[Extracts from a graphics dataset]

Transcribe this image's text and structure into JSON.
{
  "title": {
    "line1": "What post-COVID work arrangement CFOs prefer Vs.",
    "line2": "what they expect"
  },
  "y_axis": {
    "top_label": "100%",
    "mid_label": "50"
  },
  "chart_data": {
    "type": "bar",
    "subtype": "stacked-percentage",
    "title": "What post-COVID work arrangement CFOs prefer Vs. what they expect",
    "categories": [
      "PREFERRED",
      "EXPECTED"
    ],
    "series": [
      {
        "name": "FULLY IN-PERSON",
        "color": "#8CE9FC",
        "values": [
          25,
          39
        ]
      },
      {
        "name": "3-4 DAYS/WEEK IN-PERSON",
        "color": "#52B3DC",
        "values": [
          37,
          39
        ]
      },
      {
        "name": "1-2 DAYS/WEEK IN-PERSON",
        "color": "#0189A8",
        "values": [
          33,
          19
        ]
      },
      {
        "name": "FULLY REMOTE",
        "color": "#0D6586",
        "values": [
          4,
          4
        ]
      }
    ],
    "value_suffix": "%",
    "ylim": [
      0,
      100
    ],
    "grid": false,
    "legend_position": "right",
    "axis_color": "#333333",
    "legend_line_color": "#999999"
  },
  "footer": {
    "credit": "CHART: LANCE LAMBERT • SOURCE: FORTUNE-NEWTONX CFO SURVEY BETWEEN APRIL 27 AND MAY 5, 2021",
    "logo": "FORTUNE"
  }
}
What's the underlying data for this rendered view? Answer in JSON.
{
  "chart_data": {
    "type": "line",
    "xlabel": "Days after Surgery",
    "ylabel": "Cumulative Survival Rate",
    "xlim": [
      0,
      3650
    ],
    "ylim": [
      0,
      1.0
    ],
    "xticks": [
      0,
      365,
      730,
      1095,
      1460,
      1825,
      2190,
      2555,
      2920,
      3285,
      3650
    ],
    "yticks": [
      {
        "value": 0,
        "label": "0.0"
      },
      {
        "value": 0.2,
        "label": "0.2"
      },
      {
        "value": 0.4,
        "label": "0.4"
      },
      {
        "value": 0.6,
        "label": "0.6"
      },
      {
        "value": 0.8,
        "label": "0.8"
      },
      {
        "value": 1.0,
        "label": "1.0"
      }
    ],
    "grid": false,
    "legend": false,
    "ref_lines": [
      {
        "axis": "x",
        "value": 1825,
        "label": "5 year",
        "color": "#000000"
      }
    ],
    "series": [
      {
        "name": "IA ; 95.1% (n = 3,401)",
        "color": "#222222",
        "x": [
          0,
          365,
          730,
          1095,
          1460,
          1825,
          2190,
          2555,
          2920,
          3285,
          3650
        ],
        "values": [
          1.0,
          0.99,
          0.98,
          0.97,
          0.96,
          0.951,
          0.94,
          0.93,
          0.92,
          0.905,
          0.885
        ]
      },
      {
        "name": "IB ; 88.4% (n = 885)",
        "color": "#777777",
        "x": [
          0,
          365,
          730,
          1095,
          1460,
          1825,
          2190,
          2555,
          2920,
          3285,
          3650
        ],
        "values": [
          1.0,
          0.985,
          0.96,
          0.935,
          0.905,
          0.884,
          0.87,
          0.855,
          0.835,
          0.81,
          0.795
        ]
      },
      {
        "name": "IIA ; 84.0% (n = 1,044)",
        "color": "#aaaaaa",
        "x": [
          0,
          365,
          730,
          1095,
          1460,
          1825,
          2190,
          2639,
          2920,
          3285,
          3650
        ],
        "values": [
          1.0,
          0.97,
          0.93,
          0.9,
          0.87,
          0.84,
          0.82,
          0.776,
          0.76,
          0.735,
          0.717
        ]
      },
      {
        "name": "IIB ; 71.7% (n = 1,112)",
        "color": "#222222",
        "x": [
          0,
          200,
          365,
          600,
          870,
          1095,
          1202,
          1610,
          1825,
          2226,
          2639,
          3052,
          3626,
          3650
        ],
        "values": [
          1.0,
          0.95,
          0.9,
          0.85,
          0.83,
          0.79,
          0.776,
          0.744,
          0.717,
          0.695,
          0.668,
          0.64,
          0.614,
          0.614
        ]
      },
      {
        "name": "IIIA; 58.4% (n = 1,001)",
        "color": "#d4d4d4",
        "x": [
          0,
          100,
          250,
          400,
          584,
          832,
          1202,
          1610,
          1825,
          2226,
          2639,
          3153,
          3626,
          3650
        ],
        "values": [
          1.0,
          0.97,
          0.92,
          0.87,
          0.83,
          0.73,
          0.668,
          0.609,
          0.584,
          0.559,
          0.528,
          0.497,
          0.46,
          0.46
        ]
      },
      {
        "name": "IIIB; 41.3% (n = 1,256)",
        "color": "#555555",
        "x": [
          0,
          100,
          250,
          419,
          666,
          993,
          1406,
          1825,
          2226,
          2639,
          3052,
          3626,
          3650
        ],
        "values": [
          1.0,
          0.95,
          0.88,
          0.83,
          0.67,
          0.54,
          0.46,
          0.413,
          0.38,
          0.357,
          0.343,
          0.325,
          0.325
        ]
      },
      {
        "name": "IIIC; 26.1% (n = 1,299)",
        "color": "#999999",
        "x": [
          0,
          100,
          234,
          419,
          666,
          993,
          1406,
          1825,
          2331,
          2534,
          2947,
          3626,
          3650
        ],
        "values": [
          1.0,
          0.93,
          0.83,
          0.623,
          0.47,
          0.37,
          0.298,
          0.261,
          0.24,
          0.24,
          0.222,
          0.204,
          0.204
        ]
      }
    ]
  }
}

---

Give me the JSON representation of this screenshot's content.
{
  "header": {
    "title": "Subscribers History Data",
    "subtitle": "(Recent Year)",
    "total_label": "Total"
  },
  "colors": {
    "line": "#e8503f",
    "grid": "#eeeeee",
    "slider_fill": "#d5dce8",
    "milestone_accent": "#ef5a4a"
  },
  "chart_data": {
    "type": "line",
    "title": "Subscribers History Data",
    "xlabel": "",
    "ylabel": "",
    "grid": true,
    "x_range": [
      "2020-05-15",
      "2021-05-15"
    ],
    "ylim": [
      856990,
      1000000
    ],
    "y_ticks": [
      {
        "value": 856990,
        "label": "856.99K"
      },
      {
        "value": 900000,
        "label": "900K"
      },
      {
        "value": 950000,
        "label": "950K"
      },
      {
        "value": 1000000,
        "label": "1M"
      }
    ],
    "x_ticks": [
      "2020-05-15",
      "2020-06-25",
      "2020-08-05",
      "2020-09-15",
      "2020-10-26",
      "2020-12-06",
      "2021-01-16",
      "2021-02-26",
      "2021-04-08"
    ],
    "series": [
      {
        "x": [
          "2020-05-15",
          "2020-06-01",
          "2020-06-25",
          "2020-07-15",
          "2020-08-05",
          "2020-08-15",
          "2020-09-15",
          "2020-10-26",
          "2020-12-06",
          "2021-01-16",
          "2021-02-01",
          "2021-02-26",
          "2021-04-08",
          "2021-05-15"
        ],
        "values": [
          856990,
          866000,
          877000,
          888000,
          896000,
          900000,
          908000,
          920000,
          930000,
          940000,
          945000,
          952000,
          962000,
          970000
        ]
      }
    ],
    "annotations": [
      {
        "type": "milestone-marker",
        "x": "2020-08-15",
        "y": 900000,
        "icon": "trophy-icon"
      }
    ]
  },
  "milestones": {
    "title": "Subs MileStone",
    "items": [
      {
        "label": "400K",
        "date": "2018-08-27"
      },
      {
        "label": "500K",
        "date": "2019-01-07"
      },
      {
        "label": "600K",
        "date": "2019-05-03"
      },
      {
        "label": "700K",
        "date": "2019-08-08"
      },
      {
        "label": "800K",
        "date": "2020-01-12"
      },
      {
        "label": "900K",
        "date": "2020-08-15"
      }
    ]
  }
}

Prompt ::
Pull out every line in the data above that has the word "FULLY".

Result ::
        "name": "FULLY IN-PERSON",
        "name": "FULLY REMOTE",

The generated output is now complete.